▶ _READING PASSAGE_:

2.2 V-raising across EA
Consider the structural relations between T and material in vP. By the logic of PoP, V-v and D, the immediate daughters to vP and DP respectively, are equally close to T. Therefore the puzzle PoP raised for T-to-C movement arises here as well. Why is it that in (6) there can be a V-v-to-T relation but not a D-to-T relation? In fact, D and V-v should be equally available for a relation to T, since both are equally close to it. Minimal search should obtain an ambiguous result. Yet V-v can raise to T in familiar languages, and D cannot. [10]
Minimal search should find D and v equidistant from T
... [T T [α... DP... vP]]
PoP’s argument that C-to-T is evidence of a C-T relation prior to EA-raising is weakened by the recurrence of the same phenomenon at this lower point in the clause. A parallel account of V-v-to-T movement would have to claim that a relation existed between T and v prior to Merge of the EA. However, in this case, there is no apparent lower position to shunt the external argument to in order to finesse the problem. Thus, if VPISH is correct, PoP’s proposed solution to (b) above is too narrow to account for the regularities of V-v-to-T movement. [11],[12]
2.3 A timing account?
Suppose the external argument raised to Spec, TP before V-v-to-T movement. Its unpronounced copy in vP would be invisible to T under PoP assumptions, hence solving the problem we presented in §2.2.
EA raises making v unambiguously closest to T
[TP EA T [vP <EA> [v VP]]
V-v subsequently raises to T
[TP EA v+T [vP <EA> v VP]]
This timing provides a potential explanation for why it is true that only V-v, and not D, can raise to T in languages with verb raising. But it gives rise to other difficulties. For one thing, it appears to conflict with PoP’s account of T-to-C. Recall that PoP explains the fact that only T (and not D of spec T) raises to C in questions by assuming that the C-T relation is established BEFORE the EA raises from Spec, vP to spec TP. Crucially, PoP assumes that D of the subject cannot raise to C because the subject is “not there” (see (3), repeated below).
PoP’s claim: only T can raise to C because the C-T relationship is established when EA is still in situ
[C [TP T... [vP [D NP] v...]]]
To maintain PoP’s timing solution to the original puzzle while at the same time adopting the timing solution we just suggested for (6), we would have to assume that T-to-C and EA-raising both precede V-v-to-T. This is highly stipulative, suspiciously counter-cyclic, and incompatible with the fact that V-v-to-T appears to feed T-to-C movement in many languages. We illustrate with Standard Norwegian in (8)a (from Taraldsen 1986: 8, who adopts a V-to-C analysis; the representation in (8)b is a slight update). [13]
| Hvilket | spørtsmål | skjønte | Jens ikke? |
| Which | question | understood | Jens not |
‘Which question did Jens understand?’
| [CP Hvilket | spørtsmål | skjønte+T+C | [TP Jens [T’. | ..ikke...]]] |
| which | question | understood | Jens | not |
Another problem arises for any appeal to timing in relation to these issues. Recall that PoP adopts both the VPISH and the Feature Inheritance hypothesis of Chomsky (2007, 2008) and Richards 2008. Under FI, only phase heads have edge and Agree features, and hence after operations in the vP phase are completed, there are no further operations until C is merged. Chomsky 2008: 151 writes, “It follows that the edge and Agree properties of P[hase] H[ead] apply in parallel: EF raises XP… to Spec, PH, while Agree values all uninterpretable features and may or may not raise XP to form an A-chain…. the edge and Agree features of the probe apply in either order, or simultaneously…”

▶ _RECORD EXTRACTS_:

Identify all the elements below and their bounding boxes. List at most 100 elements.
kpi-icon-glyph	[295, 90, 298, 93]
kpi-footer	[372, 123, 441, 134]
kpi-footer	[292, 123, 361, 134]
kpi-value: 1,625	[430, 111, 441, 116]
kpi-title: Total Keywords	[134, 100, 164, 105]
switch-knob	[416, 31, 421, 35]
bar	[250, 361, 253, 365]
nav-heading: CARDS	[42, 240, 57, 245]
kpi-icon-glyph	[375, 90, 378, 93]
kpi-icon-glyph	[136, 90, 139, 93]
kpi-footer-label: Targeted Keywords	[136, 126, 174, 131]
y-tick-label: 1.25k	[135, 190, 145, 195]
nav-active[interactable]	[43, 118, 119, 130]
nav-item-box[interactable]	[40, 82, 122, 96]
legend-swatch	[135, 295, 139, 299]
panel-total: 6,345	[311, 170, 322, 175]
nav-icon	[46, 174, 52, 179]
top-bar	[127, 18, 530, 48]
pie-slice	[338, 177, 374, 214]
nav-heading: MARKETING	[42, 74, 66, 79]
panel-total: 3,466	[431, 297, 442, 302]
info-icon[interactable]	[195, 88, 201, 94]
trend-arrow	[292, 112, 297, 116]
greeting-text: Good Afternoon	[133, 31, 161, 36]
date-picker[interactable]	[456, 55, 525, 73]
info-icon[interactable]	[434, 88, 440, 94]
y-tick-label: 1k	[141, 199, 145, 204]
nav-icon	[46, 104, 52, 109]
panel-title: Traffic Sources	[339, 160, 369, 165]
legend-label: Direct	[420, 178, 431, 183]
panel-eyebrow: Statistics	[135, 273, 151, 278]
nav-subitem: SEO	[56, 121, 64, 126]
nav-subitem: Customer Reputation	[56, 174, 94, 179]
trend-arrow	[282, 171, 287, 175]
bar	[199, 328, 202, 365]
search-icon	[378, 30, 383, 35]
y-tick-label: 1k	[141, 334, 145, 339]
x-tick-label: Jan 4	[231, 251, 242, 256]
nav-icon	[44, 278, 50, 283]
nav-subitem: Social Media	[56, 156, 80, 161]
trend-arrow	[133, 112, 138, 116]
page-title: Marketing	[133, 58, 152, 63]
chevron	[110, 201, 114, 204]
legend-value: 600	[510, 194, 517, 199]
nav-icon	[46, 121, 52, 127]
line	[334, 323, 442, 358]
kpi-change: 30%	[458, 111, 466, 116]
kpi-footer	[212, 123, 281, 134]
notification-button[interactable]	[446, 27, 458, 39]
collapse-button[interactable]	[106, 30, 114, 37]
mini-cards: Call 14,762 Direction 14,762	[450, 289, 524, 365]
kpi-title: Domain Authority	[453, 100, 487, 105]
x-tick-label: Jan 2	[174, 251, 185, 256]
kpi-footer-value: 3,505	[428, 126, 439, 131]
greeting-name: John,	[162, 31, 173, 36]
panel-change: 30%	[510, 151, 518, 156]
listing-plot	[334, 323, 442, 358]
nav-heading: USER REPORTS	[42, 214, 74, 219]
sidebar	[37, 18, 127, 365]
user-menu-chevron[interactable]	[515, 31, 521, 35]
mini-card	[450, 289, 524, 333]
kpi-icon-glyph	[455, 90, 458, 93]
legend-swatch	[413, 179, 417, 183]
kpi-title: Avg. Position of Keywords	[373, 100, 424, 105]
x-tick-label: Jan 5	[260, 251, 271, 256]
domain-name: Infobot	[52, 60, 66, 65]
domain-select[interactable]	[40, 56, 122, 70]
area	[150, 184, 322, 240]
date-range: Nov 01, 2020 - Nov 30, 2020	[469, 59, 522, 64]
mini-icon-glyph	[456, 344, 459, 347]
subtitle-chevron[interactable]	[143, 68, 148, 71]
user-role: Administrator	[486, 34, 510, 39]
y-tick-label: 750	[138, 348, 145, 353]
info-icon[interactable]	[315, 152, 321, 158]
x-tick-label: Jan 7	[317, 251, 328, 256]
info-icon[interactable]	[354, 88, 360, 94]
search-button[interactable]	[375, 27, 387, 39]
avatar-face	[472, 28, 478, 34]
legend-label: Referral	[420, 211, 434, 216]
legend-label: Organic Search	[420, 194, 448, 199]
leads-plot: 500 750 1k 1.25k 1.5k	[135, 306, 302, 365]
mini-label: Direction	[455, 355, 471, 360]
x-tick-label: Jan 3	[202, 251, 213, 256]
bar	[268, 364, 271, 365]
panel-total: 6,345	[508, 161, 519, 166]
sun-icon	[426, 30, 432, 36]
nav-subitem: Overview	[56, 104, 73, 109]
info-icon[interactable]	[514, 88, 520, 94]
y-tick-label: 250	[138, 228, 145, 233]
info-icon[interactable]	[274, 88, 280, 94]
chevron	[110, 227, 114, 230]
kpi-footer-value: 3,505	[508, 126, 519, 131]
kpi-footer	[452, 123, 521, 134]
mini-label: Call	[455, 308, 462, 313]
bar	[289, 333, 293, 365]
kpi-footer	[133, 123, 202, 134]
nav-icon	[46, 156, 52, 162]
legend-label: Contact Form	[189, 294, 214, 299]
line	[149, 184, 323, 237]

▶ _SET TASKS_:
a. Do these statements agree with the passage on verb raising? Answer yes or no for each, quoting the words that decide it: (i) V-v can raise to T in familiar languages while D cannot; (ii) the Norwegian example in (8)a is taken from Chomsky 2008; (iii) under Feature Inheritance, non-phase heads also have edge and Agree features.
b. Please quote the stretch of the passage on verb raising from "Suppose the external" through "(3), repeated below).".
c. Continue the passage on verb raising from its last sentence onward.

▶ _SET OF ANSWERS_:
a.
(i) Yes: "Yet V-v can raise to T in familiar languages, and D cannot."
(ii) No: "from Taraldsen 1986: 8"
(iii) No: "Under FI, only phase heads have edge and Agree features"

b.
Suppose the external argument raised to Spec, TP before V-v-to-T movement. Its unpronounced copy in vP would be invisible to T under PoP assumptions, hence solving the problem we presented in §2.2.
EA raises making v unambiguously closest to T
[TP EA T [vP <EA> [v VP]]
V-v subsequently raises to T
[TP EA v+T [vP <EA> v VP]]
This timing provides a potential explanation for why it is true that only V-v, and not D, can raise to T in languages with verb raising. But it gives rise to other difficulties. For one thing, it appears to conflict with PoP’s account of T-to-C. Recall that PoP explains the fact that only T (and not D of spec T) raises to C in questions by assuming that the C-T relation is established BEFORE the EA raises from Spec, vP to spec TP. Crucially, PoP assumes that D of the subject cannot raise to C because the subject is “not there” (see (3), repeated below).

c.
This approach raises questions about whether it is even possible to claim that the C-T relation necessarily precedes EA raising, as PoP does; or to couch a potential account of V-v-to-T in terms of timing. Any timing solution is incompatible with simultaneity, since simultaneity expressly denies timing.
Summing up, we have explored the possibility of a timing solution to the puzzle of V-v-to-T across EA in Spec, vP. We have argued that such a solution is incompatible with PoP’s approach to T-to-C. Lastly we have argued that, in fact, any timing solution is incompatible with the simultaneity of application of operations internal to a phase proposed in Chomsky (2007, 2008).
We turn in §2.4 to a final piece of evidence against such a timing approach, namely that it is founded on the assumption that competition between EA and V-v-to-T are avoided only if EA raises to Spec, TP. §2.4 shows that V-v-to-T is the only option in various cases where EA does NOT raise to Spec, TP.
2.4 Low subject VSO languages
VSO clauses in languages such as Standard Arabic, Middle Egyptian, and Xhosa provide evidence that V-v-to-T is possible across subjects that remain low. [14] In such cases no timing approach could explain why D-raising from EA does not compete with V-v-to-T raising.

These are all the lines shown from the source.